### [INSTRUCTIONS TO FOLLOW]
Find the lines of data that contain the string "installateur", then list them.
- - - -
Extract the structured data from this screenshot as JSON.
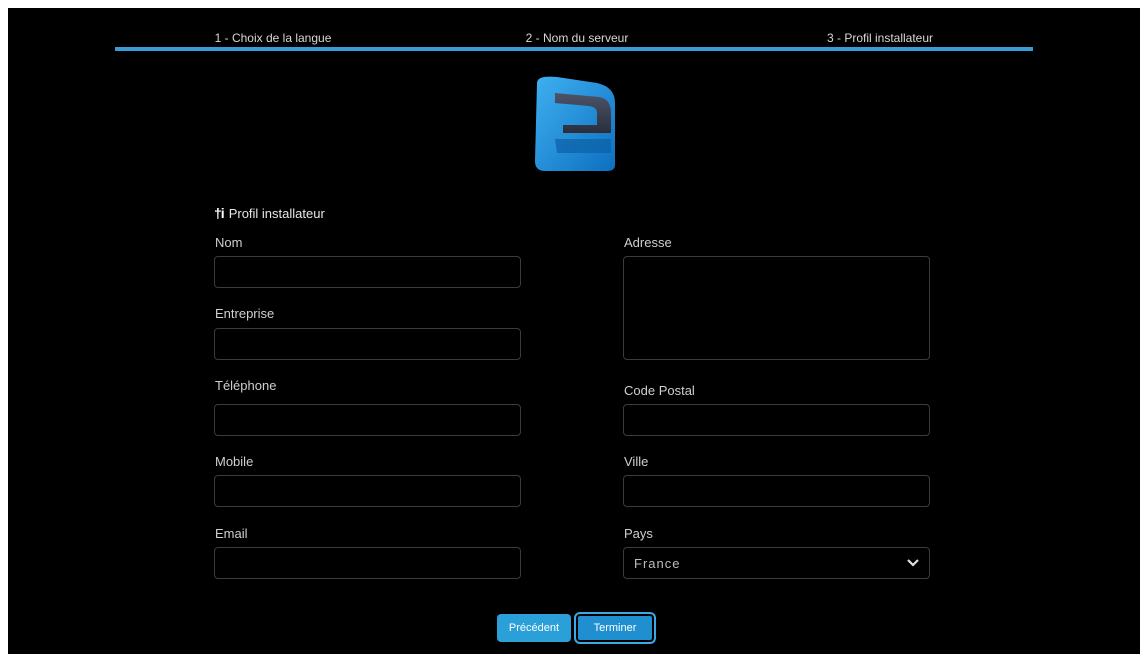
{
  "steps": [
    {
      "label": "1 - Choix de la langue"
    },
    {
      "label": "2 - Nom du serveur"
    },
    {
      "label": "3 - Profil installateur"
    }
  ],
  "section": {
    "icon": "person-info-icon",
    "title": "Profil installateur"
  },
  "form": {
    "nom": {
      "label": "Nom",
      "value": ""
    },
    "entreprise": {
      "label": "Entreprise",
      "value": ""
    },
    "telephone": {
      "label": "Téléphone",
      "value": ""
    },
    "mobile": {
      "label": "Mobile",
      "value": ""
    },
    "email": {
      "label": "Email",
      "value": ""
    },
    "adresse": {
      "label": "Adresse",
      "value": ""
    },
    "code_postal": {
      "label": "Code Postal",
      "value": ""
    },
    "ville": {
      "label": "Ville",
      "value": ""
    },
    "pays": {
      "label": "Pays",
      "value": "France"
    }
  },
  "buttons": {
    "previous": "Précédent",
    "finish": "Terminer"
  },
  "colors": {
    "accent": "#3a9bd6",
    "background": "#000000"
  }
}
- - - -
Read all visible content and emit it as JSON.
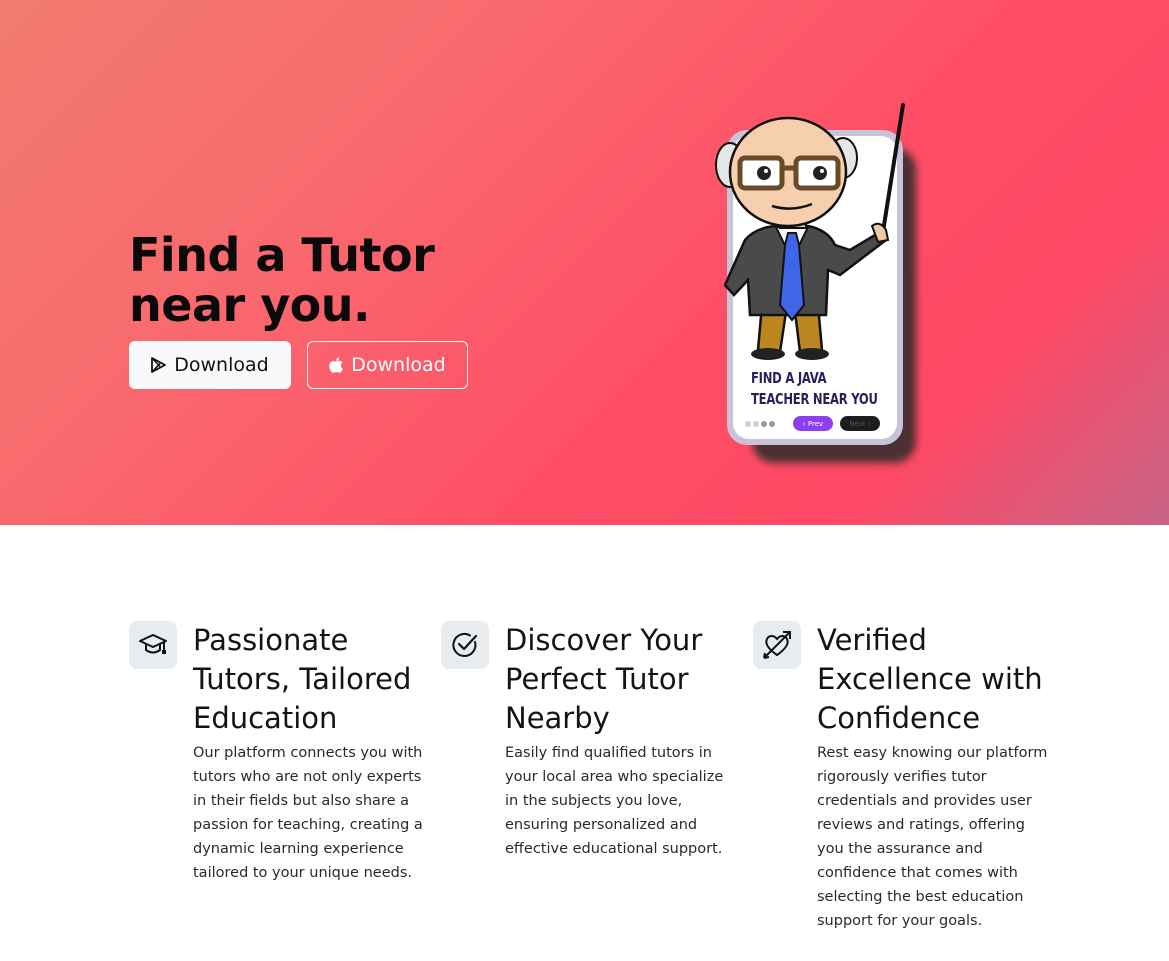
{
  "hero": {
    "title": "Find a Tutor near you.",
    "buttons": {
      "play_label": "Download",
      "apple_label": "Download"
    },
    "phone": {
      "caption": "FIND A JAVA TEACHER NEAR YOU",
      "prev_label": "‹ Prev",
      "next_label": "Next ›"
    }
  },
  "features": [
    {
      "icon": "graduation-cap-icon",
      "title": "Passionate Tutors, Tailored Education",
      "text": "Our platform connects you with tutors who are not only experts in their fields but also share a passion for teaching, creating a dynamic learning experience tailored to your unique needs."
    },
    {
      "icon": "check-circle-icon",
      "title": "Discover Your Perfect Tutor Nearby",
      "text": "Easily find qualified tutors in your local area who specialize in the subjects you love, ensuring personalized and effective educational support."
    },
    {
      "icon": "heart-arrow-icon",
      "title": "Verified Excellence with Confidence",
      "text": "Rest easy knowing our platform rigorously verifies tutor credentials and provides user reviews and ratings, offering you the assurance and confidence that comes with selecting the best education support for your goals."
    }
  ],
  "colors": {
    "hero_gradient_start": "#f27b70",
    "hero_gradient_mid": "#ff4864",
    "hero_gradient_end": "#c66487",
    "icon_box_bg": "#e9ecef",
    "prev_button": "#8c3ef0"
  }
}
- - - -
### [THE REPLY]
      "label": "3 - Profil installateur"
    "title": "Profil installateur"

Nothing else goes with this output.